The request
Output every entry exactly as written, skipping any pictures.
** Start of Dataset records **
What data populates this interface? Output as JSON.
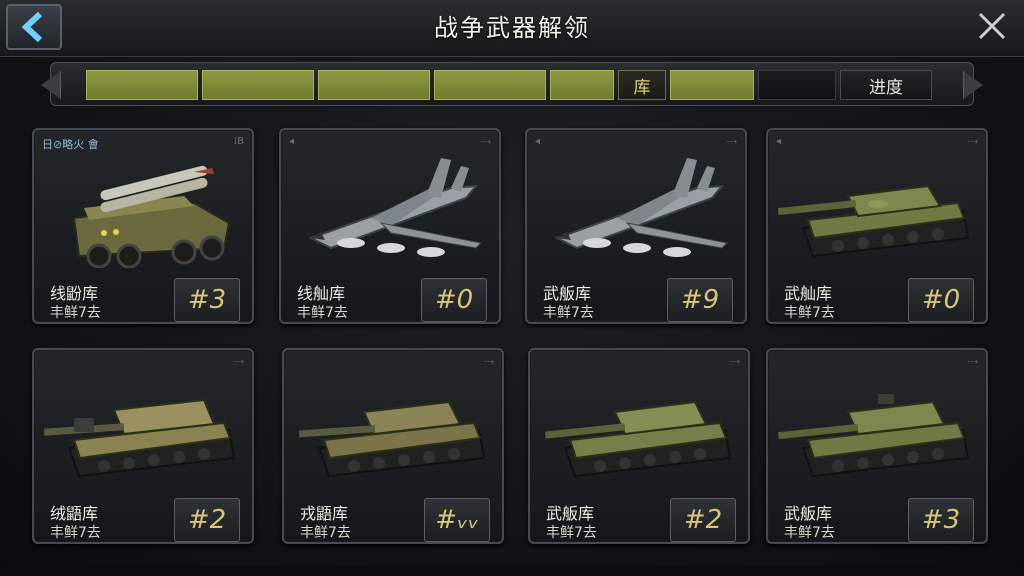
{
  "header": {
    "title": "战争武器解领"
  },
  "tabs": {
    "active_label": "库",
    "progress_label": "进度"
  },
  "cards": [
    {
      "tag": "日⊘略火 會",
      "name": "线鼢库",
      "sub": "丰鲜7去",
      "count": "#3",
      "vehicle": "missile-truck"
    },
    {
      "tag": "",
      "name": "线舢库",
      "sub": "丰鲜7去",
      "count": "#0",
      "vehicle": "fighter-jet"
    },
    {
      "tag": "",
      "name": "武舨库",
      "sub": "丰鲜7去",
      "count": "#9",
      "vehicle": "fighter-jet"
    },
    {
      "tag": "",
      "name": "武舢库",
      "sub": "丰鲜7去",
      "count": "#0",
      "vehicle": "tank"
    },
    {
      "tag": "",
      "name": "绒鼯库",
      "sub": "丰鲜7去",
      "count": "#2",
      "vehicle": "tank"
    },
    {
      "tag": "",
      "name": "戎鼯库",
      "sub": "丰鲜7去",
      "count": "#ᵥᵥ",
      "vehicle": "tank"
    },
    {
      "tag": "",
      "name": "武舨库",
      "sub": "丰鲜7去",
      "count": "#2",
      "vehicle": "tank"
    },
    {
      "tag": "",
      "name": "武舨库",
      "sub": "丰鲜7去",
      "count": "#3",
      "vehicle": "tank"
    }
  ],
  "colors": {
    "accent_green": "#8e9a43",
    "count_gold": "#d9c67a",
    "back_arrow": "#6fd0ff"
  },
  "icons": {
    "back": "chevron-left-icon",
    "close": "close-icon"
  }
}
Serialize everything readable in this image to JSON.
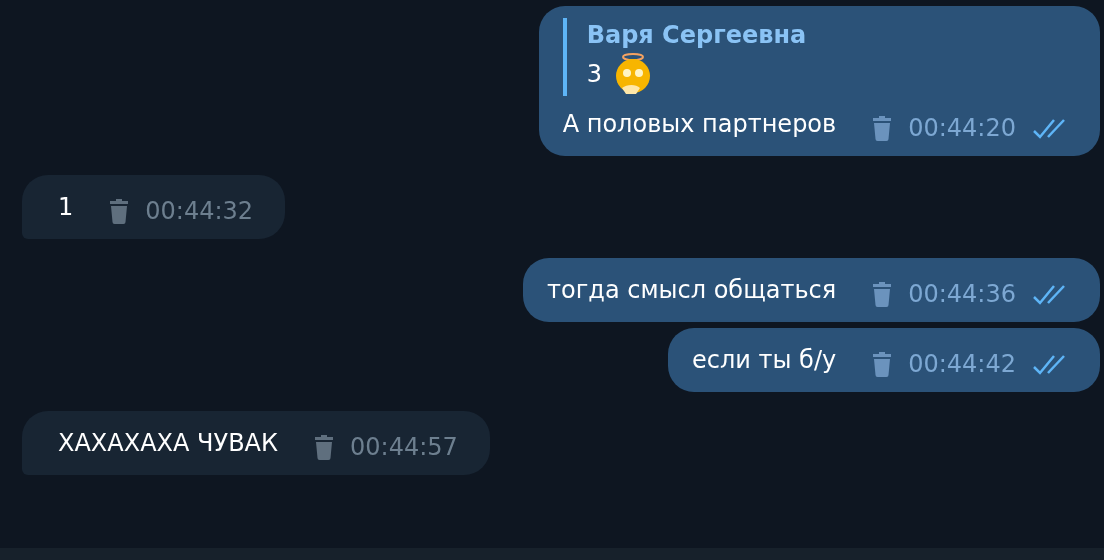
{
  "messages": [
    {
      "outgoing": true,
      "reply": {
        "author": "Варя Сергеевна",
        "text": "3",
        "emoji": true
      },
      "text": "А половых партнеров",
      "time": "00:44:20",
      "read": true
    },
    {
      "outgoing": false,
      "text": "1",
      "time": "00:44:32"
    },
    {
      "outgoing": true,
      "text": "тогда смысл общаться",
      "time": "00:44:36",
      "read": true
    },
    {
      "outgoing": true,
      "text": "если ты б/у",
      "time": "00:44:42",
      "read": true
    },
    {
      "outgoing": false,
      "text": "ХАХАХАХА ЧУВАК",
      "time": "00:44:57"
    }
  ]
}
** End of Dataset records **
Output for this exercise
What data populates this interface? Output as JSON.
{
  "header": {
    "title": "战争武器解领"
  },
  "tabs": {
    "active_label": "库",
    "progress_label": "进度"
  },
  "cards": [
    {
      "tag": "日⊘略火 會",
      "name": "线鼢库",
      "sub": "丰鲜7去",
      "count": "#3",
      "vehicle": "missile-truck"
    },
    {
      "tag": "",
      "name": "线舢库",
      "sub": "丰鲜7去",
      "count": "#0",
      "vehicle": "fighter-jet"
    },
    {
      "tag": "",
      "name": "武舨库",
      "sub": "丰鲜7去",
      "count": "#9",
      "vehicle": "fighter-jet"
    },
    {
      "tag": "",
      "name": "武舢库",
      "sub": "丰鲜7去",
      "count": "#0",
      "vehicle": "tank"
    },
    {
      "tag": "",
      "name": "绒鼯库",
      "sub": "丰鲜7去",
      "count": "#2",
      "vehicle": "tank"
    },
    {
      "tag": "",
      "name": "戎鼯库",
      "sub": "丰鲜7去",
      "count": "#ᵥᵥ",
      "vehicle": "tank"
    },
    {
      "tag": "",
      "name": "武舨库",
      "sub": "丰鲜7去",
      "count": "#2",
      "vehicle": "tank"
    },
    {
      "tag": "",
      "name": "武舨库",
      "sub": "丰鲜7去",
      "count": "#3",
      "vehicle": "tank"
    }
  ],
  "colors": {
    "accent_green": "#8e9a43",
    "count_gold": "#d9c67a",
    "back_arrow": "#6fd0ff"
  },
  "icons": {
    "back": "chevron-left-icon",
    "close": "close-icon"
  }
}
Serialize everything readable in this image to JSON.
{
  "messages": [
    {
      "outgoing": true,
      "reply": {
        "author": "Варя Сергеевна",
        "text": "3",
        "emoji": true
      },
      "text": "А половых партнеров",
      "time": "00:44:20",
      "read": true
    },
    {
      "outgoing": false,
      "text": "1",
      "time": "00:44:32"
    },
    {
      "outgoing": true,
      "text": "тогда смысл общаться",
      "time": "00:44:36",
      "read": true
    },
    {
      "outgoing": true,
      "text": "если ты б/у",
      "time": "00:44:42",
      "read": true
    },
    {
      "outgoing": false,
      "text": "ХАХАХАХА ЧУВАК",
      "time": "00:44:57"
    }
  ]
}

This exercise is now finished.